### What to produce
Pictures do not belong in the copy; quote every entry below exactly.

* * *

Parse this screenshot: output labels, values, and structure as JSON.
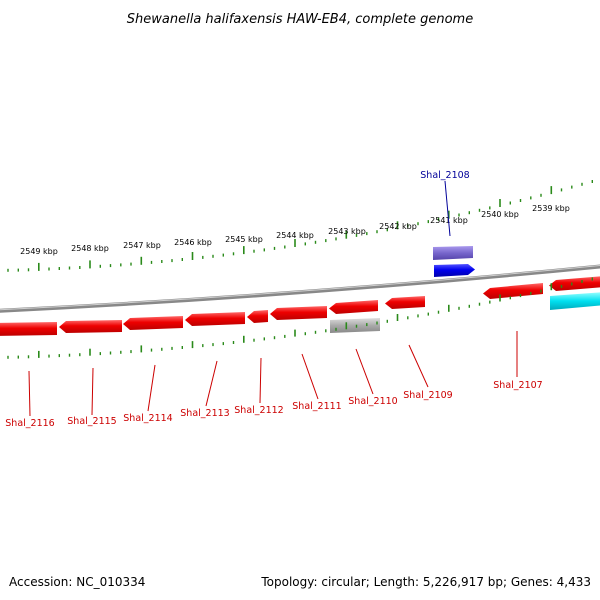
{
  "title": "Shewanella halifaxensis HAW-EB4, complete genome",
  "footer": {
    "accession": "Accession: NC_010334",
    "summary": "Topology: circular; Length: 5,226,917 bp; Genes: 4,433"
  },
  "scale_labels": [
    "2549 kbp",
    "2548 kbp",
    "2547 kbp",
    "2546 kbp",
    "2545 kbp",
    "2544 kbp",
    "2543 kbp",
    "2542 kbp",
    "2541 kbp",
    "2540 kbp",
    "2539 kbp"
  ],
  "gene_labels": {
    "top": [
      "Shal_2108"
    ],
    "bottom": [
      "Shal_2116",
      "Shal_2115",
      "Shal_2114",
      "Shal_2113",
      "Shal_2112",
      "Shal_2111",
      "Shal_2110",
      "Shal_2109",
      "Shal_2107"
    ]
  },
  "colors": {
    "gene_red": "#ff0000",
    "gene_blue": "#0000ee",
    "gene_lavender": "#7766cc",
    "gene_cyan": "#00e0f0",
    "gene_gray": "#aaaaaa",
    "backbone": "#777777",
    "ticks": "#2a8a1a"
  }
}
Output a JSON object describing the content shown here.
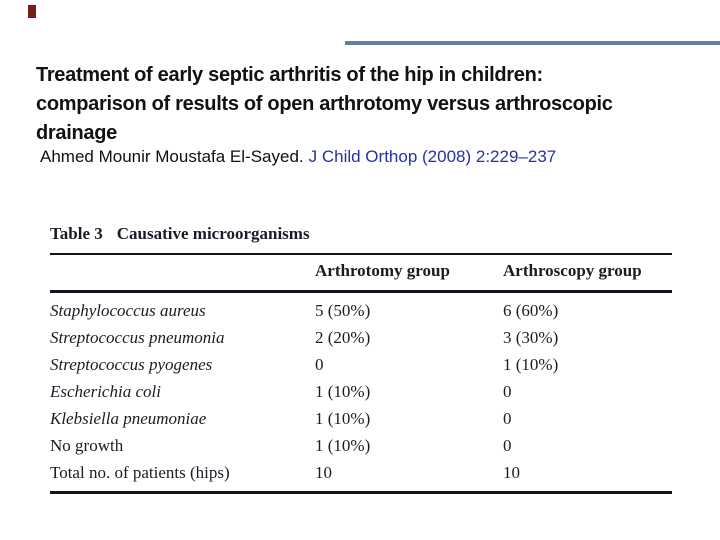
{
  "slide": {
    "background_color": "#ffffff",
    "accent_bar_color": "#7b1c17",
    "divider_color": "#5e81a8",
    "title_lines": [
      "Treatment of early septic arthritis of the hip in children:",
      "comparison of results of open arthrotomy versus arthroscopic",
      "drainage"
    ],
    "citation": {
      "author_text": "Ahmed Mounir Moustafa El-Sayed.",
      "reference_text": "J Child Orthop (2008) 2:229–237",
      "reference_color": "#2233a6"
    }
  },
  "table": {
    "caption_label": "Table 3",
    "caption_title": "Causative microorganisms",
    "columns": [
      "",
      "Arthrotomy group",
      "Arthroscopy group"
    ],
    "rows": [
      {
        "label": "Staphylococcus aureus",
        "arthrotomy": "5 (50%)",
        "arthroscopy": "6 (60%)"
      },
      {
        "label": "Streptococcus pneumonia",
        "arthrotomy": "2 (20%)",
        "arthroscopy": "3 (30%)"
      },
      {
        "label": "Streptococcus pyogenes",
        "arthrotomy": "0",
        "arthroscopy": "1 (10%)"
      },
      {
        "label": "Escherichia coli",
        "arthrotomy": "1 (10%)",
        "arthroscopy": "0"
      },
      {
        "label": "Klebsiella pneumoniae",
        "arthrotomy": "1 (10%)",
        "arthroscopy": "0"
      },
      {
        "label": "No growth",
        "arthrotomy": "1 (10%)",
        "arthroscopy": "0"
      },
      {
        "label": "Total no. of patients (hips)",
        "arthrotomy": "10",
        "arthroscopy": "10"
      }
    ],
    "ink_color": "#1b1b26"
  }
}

* * *

### Finished task
Parse this screenshot: output labels, values, and structure as JSON.
{
  "title": "Shewanella halifaxensis HAW-EB4, complete genome",
  "footer": {
    "accession": "Accession: NC_010334",
    "summary": "Topology: circular; Length: 5,226,917 bp; Genes: 4,433"
  },
  "scale_labels": [
    "2549 kbp",
    "2548 kbp",
    "2547 kbp",
    "2546 kbp",
    "2545 kbp",
    "2544 kbp",
    "2543 kbp",
    "2542 kbp",
    "2541 kbp",
    "2540 kbp",
    "2539 kbp"
  ],
  "gene_labels": {
    "top": [
      "Shal_2108"
    ],
    "bottom": [
      "Shal_2116",
      "Shal_2115",
      "Shal_2114",
      "Shal_2113",
      "Shal_2112",
      "Shal_2111",
      "Shal_2110",
      "Shal_2109",
      "Shal_2107"
    ]
  },
  "colors": {
    "gene_red": "#ff0000",
    "gene_blue": "#0000ee",
    "gene_lavender": "#7766cc",
    "gene_cyan": "#00e0f0",
    "gene_gray": "#aaaaaa",
    "backbone": "#777777",
    "ticks": "#2a8a1a"
  }
}
Output a JSON object describing the content shown here.
{
  "slide": {
    "background_color": "#ffffff",
    "accent_bar_color": "#7b1c17",
    "divider_color": "#5e81a8",
    "title_lines": [
      "Treatment of early septic arthritis of the hip in children:",
      "comparison of results of open arthrotomy versus arthroscopic",
      "drainage"
    ],
    "citation": {
      "author_text": "Ahmed Mounir Moustafa El-Sayed.",
      "reference_text": "J Child Orthop (2008) 2:229–237",
      "reference_color": "#2233a6"
    }
  },
  "table": {
    "caption_label": "Table 3",
    "caption_title": "Causative microorganisms",
    "columns": [
      "",
      "Arthrotomy group",
      "Arthroscopy group"
    ],
    "rows": [
      {
        "label": "Staphylococcus aureus",
        "arthrotomy": "5 (50%)",
        "arthroscopy": "6 (60%)"
      },
      {
        "label": "Streptococcus pneumonia",
        "arthrotomy": "2 (20%)",
        "arthroscopy": "3 (30%)"
      },
      {
        "label": "Streptococcus pyogenes",
        "arthrotomy": "0",
        "arthroscopy": "1 (10%)"
      },
      {
        "label": "Escherichia coli",
        "arthrotomy": "1 (10%)",
        "arthroscopy": "0"
      },
      {
        "label": "Klebsiella pneumoniae",
        "arthrotomy": "1 (10%)",
        "arthroscopy": "0"
      },
      {
        "label": "No growth",
        "arthrotomy": "1 (10%)",
        "arthroscopy": "0"
      },
      {
        "label": "Total no. of patients (hips)",
        "arthrotomy": "10",
        "arthroscopy": "10"
      }
    ],
    "ink_color": "#1b1b26"
  }
}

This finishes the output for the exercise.